_Stated task:_ Repeat the whole listing exactly.

□ □ □

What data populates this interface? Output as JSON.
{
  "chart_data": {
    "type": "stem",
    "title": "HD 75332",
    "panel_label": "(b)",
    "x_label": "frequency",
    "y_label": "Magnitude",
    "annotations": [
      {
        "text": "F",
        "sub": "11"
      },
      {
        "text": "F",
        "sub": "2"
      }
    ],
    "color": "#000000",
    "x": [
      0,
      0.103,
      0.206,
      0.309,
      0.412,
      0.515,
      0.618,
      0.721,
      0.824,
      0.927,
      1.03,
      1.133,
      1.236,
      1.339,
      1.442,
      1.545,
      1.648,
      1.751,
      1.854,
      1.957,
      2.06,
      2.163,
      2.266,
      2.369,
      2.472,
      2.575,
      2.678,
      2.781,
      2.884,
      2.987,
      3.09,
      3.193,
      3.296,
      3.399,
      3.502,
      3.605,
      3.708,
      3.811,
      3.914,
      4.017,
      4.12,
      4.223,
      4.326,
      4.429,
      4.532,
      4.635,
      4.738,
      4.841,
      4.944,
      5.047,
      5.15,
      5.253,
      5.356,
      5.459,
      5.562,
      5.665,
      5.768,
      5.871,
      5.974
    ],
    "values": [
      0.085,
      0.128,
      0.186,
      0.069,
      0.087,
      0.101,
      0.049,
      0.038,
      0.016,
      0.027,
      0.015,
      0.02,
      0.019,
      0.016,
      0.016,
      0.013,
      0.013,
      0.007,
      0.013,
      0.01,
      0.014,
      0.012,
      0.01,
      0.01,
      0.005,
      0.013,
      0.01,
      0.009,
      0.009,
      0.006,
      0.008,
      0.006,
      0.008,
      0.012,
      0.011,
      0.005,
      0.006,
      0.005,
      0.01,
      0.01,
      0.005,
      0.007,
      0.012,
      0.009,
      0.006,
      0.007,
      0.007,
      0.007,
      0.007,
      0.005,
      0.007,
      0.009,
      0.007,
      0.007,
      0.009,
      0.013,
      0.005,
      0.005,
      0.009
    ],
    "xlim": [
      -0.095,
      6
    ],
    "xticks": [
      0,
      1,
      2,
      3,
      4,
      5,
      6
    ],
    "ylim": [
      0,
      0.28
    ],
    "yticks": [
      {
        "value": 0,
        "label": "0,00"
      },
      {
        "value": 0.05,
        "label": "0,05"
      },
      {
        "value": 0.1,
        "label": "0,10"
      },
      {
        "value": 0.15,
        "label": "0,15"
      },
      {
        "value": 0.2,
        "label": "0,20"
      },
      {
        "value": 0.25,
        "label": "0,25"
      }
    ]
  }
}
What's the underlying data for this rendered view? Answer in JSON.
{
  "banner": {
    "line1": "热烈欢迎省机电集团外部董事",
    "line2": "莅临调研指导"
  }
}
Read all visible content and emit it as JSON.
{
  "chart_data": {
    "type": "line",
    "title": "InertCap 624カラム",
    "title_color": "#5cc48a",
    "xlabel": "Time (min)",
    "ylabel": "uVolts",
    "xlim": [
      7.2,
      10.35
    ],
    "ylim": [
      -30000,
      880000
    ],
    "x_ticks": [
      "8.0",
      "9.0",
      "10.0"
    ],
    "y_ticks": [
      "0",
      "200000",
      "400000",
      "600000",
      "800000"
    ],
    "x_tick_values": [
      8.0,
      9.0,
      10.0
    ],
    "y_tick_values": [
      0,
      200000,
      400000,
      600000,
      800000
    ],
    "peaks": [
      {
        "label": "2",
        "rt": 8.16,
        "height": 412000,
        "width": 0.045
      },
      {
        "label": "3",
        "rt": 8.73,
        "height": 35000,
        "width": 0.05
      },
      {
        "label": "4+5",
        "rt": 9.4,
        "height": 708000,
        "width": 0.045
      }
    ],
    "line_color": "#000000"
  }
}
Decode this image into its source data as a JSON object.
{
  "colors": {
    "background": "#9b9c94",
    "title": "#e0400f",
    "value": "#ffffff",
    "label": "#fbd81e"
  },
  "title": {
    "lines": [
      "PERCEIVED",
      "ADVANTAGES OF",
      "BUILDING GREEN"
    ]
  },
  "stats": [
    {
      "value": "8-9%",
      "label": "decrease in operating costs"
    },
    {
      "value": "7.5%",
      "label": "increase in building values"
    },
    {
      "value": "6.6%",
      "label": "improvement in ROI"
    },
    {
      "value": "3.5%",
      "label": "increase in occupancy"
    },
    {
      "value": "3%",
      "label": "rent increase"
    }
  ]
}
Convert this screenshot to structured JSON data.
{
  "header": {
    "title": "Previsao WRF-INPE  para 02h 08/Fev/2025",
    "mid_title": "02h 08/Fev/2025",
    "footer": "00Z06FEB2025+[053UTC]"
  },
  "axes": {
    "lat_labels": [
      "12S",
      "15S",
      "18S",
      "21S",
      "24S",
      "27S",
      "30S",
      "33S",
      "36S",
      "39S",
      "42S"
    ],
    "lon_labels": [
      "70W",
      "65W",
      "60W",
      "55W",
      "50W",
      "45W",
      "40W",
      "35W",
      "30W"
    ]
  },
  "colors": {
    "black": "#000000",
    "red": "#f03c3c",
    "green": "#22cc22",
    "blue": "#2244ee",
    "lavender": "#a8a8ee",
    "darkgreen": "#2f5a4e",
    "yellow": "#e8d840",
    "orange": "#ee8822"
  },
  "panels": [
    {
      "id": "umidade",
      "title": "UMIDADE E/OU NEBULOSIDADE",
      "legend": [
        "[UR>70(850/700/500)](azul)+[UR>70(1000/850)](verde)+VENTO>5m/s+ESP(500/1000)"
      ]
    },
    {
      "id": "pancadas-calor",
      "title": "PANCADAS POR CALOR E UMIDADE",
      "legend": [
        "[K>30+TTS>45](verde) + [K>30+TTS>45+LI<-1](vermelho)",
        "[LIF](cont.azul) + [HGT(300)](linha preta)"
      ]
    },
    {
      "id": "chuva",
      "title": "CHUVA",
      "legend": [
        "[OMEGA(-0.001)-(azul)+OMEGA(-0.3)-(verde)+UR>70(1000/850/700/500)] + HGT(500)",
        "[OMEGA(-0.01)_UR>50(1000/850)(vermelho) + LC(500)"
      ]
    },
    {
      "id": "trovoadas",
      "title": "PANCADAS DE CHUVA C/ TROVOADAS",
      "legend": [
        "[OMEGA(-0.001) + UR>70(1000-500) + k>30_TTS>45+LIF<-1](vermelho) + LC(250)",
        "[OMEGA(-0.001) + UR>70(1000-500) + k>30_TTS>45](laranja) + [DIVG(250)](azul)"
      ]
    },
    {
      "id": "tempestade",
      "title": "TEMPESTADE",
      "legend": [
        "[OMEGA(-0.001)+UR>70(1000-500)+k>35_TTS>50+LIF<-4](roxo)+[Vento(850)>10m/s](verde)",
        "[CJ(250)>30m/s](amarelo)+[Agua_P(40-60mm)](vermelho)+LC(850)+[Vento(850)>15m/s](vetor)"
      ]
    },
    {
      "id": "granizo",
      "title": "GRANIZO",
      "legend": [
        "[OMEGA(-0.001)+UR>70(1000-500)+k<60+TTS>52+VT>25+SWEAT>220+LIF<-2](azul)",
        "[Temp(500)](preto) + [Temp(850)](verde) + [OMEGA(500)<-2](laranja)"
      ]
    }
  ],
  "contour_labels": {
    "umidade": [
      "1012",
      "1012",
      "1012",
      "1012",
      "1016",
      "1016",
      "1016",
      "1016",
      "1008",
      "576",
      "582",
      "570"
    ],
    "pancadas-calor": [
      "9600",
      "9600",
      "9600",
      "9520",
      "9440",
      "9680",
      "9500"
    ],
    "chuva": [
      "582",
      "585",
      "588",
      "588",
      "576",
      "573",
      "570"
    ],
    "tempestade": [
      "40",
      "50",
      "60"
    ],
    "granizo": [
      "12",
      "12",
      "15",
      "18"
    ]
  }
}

□ □ □

_Exercise solution:_
What data populates this interface? Output as JSON.
{
  "chart_data": {
    "type": "stem",
    "title": "HD 75332",
    "panel_label": "(b)",
    "x_label": "frequency",
    "y_label": "Magnitude",
    "annotations": [
      {
        "text": "F",
        "sub": "11"
      },
      {
        "text": "F",
        "sub": "2"
      }
    ],
    "color": "#000000",
    "x": [
      0,
      0.103,
      0.206,
      0.309,
      0.412,
      0.515,
      0.618,
      0.721,
      0.824,
      0.927,
      1.03,
      1.133,
      1.236,
      1.339,
      1.442,
      1.545,
      1.648,
      1.751,
      1.854,
      1.957,
      2.06,
      2.163,
      2.266,
      2.369,
      2.472,
      2.575,
      2.678,
      2.781,
      2.884,
      2.987,
      3.09,
      3.193,
      3.296,
      3.399,
      3.502,
      3.605,
      3.708,
      3.811,
      3.914,
      4.017,
      4.12,
      4.223,
      4.326,
      4.429,
      4.532,
      4.635,
      4.738,
      4.841,
      4.944,
      5.047,
      5.15,
      5.253,
      5.356,
      5.459,
      5.562,
      5.665,
      5.768,
      5.871,
      5.974
    ],
    "values": [
      0.085,
      0.128,
      0.186,
      0.069,
      0.087,
      0.101,
      0.049,
      0.038,
      0.016,
      0.027,
      0.015,
      0.02,
      0.019,
      0.016,
      0.016,
      0.013,
      0.013,
      0.007,
      0.013,
      0.01,
      0.014,
      0.012,
      0.01,
      0.01,
      0.005,
      0.013,
      0.01,
      0.009,
      0.009,
      0.006,
      0.008,
      0.006,
      0.008,
      0.012,
      0.011,
      0.005,
      0.006,
      0.005,
      0.01,
      0.01,
      0.005,
      0.007,
      0.012,
      0.009,
      0.006,
      0.007,
      0.007,
      0.007,
      0.007,
      0.005,
      0.007,
      0.009,
      0.007,
      0.007,
      0.009,
      0.013,
      0.005,
      0.005,
      0.009
    ],
    "xlim": [
      -0.095,
      6
    ],
    "xticks": [
      0,
      1,
      2,
      3,
      4,
      5,
      6
    ],
    "ylim": [
      0,
      0.28
    ],
    "yticks": [
      {
        "value": 0,
        "label": "0,00"
      },
      {
        "value": 0.05,
        "label": "0,05"
      },
      {
        "value": 0.1,
        "label": "0,10"
      },
      {
        "value": 0.15,
        "label": "0,15"
      },
      {
        "value": 0.2,
        "label": "0,20"
      },
      {
        "value": 0.25,
        "label": "0,25"
      }
    ]
  }
}
What's the underlying data for this rendered view? Answer in JSON.
{
  "banner": {
    "line1": "热烈欢迎省机电集团外部董事",
    "line2": "莅临调研指导"
  }
}
Read all visible content and emit it as JSON.
{
  "chart_data": {
    "type": "line",
    "title": "InertCap 624カラム",
    "title_color": "#5cc48a",
    "xlabel": "Time (min)",
    "ylabel": "uVolts",
    "xlim": [
      7.2,
      10.35
    ],
    "ylim": [
      -30000,
      880000
    ],
    "x_ticks": [
      "8.0",
      "9.0",
      "10.0"
    ],
    "y_ticks": [
      "0",
      "200000",
      "400000",
      "600000",
      "800000"
    ],
    "x_tick_values": [
      8.0,
      9.0,
      10.0
    ],
    "y_tick_values": [
      0,
      200000,
      400000,
      600000,
      800000
    ],
    "peaks": [
      {
        "label": "2",
        "rt": 8.16,
        "height": 412000,
        "width": 0.045
      },
      {
        "label": "3",
        "rt": 8.73,
        "height": 35000,
        "width": 0.05
      },
      {
        "label": "4+5",
        "rt": 9.4,
        "height": 708000,
        "width": 0.045
      }
    ],
    "line_color": "#000000"
  }
}
Decode this image into its source data as a JSON object.
{
  "colors": {
    "background": "#9b9c94",
    "title": "#e0400f",
    "value": "#ffffff",
    "label": "#fbd81e"
  },
  "title": {
    "lines": [
      "PERCEIVED",
      "ADVANTAGES OF",
      "BUILDING GREEN"
    ]
  },
  "stats": [
    {
      "value": "8-9%",
      "label": "decrease in operating costs"
    },
    {
      "value": "7.5%",
      "label": "increase in building values"
    },
    {
      "value": "6.6%",
      "label": "improvement in ROI"
    },
    {
      "value": "3.5%",
      "label": "increase in occupancy"
    },
    {
      "value": "3%",
      "label": "rent increase"
    }
  ]
}
Convert this screenshot to structured JSON data.
{
  "header": {
    "title": "Previsao WRF-INPE  para 02h 08/Fev/2025",
    "mid_title": "02h 08/Fev/2025",
    "footer": "00Z06FEB2025+[053UTC]"
  },
  "axes": {
    "lat_labels": [
      "12S",
      "15S",
      "18S",
      "21S",
      "24S",
      "27S",
      "30S",
      "33S",
      "36S",
      "39S",
      "42S"
    ],
    "lon_labels": [
      "70W",
      "65W",
      "60W",
      "55W",
      "50W",
      "45W",
      "40W",
      "35W",
      "30W"
    ]
  },
  "colors": {
    "black": "#000000",
    "red": "#f03c3c",
    "green": "#22cc22",
    "blue": "#2244ee",
    "lavender": "#a8a8ee",
    "darkgreen": "#2f5a4e",
    "yellow": "#e8d840",
    "orange": "#ee8822"
  },
  "panels": [
    {
      "id": "umidade",
      "title": "UMIDADE E/OU NEBULOSIDADE",
      "legend": [
        "[UR>70(850/700/500)](azul)+[UR>70(1000/850)](verde)+VENTO>5m/s+ESP(500/1000)"
      ]
    },
    {
      "id": "pancadas-calor",
      "title": "PANCADAS POR CALOR E UMIDADE",
      "legend": [
        "[K>30+TTS>45](verde) + [K>30+TTS>45+LI<-1](vermelho)",
        "[LIF](cont.azul) + [HGT(300)](linha preta)"
      ]
    },
    {
      "id": "chuva",
      "title": "CHUVA",
      "legend": [
        "[OMEGA(-0.001)-(azul)+OMEGA(-0.3)-(verde)+UR>70(1000/850/700/500)] + HGT(500)",
        "[OMEGA(-0.01)_UR>50(1000/850)(vermelho) + LC(500)"
      ]
    },
    {
      "id": "trovoadas",
      "title": "PANCADAS DE CHUVA C/ TROVOADAS",
      "legend": [
        "[OMEGA(-0.001) + UR>70(1000-500) + k>30_TTS>45+LIF<-1](vermelho) + LC(250)",
        "[OMEGA(-0.001) + UR>70(1000-500) + k>30_TTS>45](laranja) + [DIVG(250)](azul)"
      ]
    },
    {
      "id": "tempestade",
      "title": "TEMPESTADE",
      "legend": [
        "[OMEGA(-0.001)+UR>70(1000-500)+k>35_TTS>50+LIF<-4](roxo)+[Vento(850)>10m/s](verde)",
        "[CJ(250)>30m/s](amarelo)+[Agua_P(40-60mm)](vermelho)+LC(850)+[Vento(850)>15m/s](vetor)"
      ]
    },
    {
      "id": "granizo",
      "title": "GRANIZO",
      "legend": [
        "[OMEGA(-0.001)+UR>70(1000-500)+k<60+TTS>52+VT>25+SWEAT>220+LIF<-2](azul)",
        "[Temp(500)](preto) + [Temp(850)](verde) + [OMEGA(500)<-2](laranja)"
      ]
    }
  ],
  "contour_labels": {
    "umidade": [
      "1012",
      "1012",
      "1012",
      "1012",
      "1016",
      "1016",
      "1016",
      "1016",
      "1008",
      "576",
      "582",
      "570"
    ],
    "pancadas-calor": [
      "9600",
      "9600",
      "9600",
      "9520",
      "9440",
      "9680",
      "9500"
    ],
    "chuva": [
      "582",
      "585",
      "588",
      "588",
      "576",
      "573",
      "570"
    ],
    "tempestade": [
      "40",
      "50",
      "60"
    ],
    "granizo": [
      "12",
      "12",
      "15",
      "18"
    ]
  }
}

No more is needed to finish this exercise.